| VOTRE TÂCHE |
Recopiez fidèlement le passage du texte sur Fénelon qui commence aux mots « Grand seigneur de » et s'arrête après « était devenu roi. ».

| EXTRAIT CHOISI |
<<<<
TRICENTENAIRE DE FENELON

 

Grand seigneur de lettres et homme d’un vaste savoir, Fénelon (1651-1715) a aussi été un prêtre qui fit honneur à son sacerdoce, un évêque qui, parmi ses confrères, prêcha d’exemple. L’œuvre qu’on lui doit, en particulier sa volumineuse correspondance, recèle des trésors. Pourtant une touche manque au clavier : le gouvernement de la France – auquel, sans doute, il aurait accédé si le duc de Bourgogne, son élève, était devenu roi.
>>>>
| MATÉRIEL |
<<<<
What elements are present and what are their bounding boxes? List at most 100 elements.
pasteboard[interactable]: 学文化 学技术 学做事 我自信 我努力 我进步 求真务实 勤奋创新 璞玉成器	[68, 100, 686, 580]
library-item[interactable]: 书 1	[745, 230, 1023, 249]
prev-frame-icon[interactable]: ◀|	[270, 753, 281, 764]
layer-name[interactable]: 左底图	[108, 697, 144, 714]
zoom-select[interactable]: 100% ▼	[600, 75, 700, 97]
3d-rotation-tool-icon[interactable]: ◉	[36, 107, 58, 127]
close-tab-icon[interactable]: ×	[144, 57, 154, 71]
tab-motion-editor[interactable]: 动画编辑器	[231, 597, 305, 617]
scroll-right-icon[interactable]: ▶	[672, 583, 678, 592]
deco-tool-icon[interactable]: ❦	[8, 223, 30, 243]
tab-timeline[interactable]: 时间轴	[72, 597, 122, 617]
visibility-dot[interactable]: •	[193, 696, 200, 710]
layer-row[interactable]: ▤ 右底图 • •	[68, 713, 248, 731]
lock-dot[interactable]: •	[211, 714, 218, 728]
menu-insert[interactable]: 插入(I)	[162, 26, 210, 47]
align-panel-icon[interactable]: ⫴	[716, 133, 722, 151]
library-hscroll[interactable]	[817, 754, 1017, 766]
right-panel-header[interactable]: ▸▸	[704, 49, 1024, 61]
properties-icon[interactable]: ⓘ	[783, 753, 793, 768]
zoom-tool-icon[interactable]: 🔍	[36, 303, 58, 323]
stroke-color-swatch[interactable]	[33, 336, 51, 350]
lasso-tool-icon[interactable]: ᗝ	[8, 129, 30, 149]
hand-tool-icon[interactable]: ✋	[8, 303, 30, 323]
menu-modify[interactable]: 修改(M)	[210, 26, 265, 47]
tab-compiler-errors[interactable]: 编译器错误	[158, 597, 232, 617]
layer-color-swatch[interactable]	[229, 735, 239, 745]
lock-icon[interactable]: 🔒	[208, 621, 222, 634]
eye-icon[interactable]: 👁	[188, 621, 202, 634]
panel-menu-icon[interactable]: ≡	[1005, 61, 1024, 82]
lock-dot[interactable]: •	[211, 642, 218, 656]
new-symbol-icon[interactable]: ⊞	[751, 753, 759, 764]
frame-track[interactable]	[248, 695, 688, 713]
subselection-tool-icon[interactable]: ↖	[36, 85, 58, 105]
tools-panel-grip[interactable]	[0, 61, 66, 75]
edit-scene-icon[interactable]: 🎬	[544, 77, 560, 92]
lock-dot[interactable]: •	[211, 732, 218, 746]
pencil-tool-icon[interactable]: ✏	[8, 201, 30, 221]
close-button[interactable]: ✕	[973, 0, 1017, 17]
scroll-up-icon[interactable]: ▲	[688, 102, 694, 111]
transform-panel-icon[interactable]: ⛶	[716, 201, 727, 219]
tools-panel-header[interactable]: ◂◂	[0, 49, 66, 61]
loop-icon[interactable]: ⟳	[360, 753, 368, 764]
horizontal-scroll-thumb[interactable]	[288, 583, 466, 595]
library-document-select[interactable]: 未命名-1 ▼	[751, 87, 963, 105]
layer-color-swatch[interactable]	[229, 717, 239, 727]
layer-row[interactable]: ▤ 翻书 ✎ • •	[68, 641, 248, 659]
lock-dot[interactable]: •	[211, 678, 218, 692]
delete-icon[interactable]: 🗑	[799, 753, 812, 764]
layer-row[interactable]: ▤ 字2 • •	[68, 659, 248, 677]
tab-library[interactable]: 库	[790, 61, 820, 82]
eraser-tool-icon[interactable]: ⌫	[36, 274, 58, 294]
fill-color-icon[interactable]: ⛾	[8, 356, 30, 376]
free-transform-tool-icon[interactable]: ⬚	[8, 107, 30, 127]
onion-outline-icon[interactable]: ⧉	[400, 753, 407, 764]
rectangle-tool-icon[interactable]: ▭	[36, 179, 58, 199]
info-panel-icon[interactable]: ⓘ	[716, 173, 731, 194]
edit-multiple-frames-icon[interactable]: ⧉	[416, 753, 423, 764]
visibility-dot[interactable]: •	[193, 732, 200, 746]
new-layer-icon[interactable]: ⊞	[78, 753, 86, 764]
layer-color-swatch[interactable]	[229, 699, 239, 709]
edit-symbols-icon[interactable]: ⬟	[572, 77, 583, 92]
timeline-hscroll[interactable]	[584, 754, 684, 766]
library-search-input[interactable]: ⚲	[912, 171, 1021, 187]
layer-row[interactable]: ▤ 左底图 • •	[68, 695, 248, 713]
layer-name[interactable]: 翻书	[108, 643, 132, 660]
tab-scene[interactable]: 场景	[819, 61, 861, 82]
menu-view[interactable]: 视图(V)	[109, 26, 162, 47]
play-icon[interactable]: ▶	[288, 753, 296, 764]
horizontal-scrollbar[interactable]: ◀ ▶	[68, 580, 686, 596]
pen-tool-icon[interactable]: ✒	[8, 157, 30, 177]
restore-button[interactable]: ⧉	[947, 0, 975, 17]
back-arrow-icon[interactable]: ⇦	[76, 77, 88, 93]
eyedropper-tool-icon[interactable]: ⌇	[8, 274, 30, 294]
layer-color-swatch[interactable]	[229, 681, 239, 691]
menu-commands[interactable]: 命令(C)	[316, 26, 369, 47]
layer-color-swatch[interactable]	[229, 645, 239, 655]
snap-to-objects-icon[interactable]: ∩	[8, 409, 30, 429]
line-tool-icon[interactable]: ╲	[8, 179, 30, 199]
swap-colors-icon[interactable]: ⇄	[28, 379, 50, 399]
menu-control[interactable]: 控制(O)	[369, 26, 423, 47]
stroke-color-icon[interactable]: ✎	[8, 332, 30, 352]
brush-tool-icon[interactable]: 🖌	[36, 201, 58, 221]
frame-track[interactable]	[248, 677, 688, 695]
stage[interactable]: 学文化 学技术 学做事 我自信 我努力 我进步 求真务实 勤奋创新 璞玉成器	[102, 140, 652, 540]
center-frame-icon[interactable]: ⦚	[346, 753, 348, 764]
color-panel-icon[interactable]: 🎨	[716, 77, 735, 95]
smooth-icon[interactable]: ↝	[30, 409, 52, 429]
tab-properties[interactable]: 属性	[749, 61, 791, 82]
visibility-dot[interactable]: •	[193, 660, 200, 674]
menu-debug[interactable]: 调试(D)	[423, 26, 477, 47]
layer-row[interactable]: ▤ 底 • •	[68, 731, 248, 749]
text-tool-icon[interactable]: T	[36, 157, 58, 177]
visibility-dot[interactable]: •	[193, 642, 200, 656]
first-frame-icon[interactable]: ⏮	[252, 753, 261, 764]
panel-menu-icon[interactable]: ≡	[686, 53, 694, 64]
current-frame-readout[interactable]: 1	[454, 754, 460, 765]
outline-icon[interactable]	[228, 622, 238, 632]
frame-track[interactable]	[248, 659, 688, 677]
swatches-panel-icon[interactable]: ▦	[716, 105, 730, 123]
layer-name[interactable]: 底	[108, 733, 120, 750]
>>>>
| RÉSULTAT DE L'EXERCICE |
Grand seigneur de lettres et homme d’un vaste savoir, Fénelon (1651-1715) a aussi été un prêtre qui fit honneur à son sacerdoce, un évêque qui, parmi ses confrères, prêcha d’exemple. L’œuvre qu’on lui doit, en particulier sa volumineuse correspondance, recèle des trésors. Pourtant une touche manque au clavier : le gouvernement de la France – auquel, sans doute, il aurait accédé si le duc de Bourgogne, son élève, était devenu roi.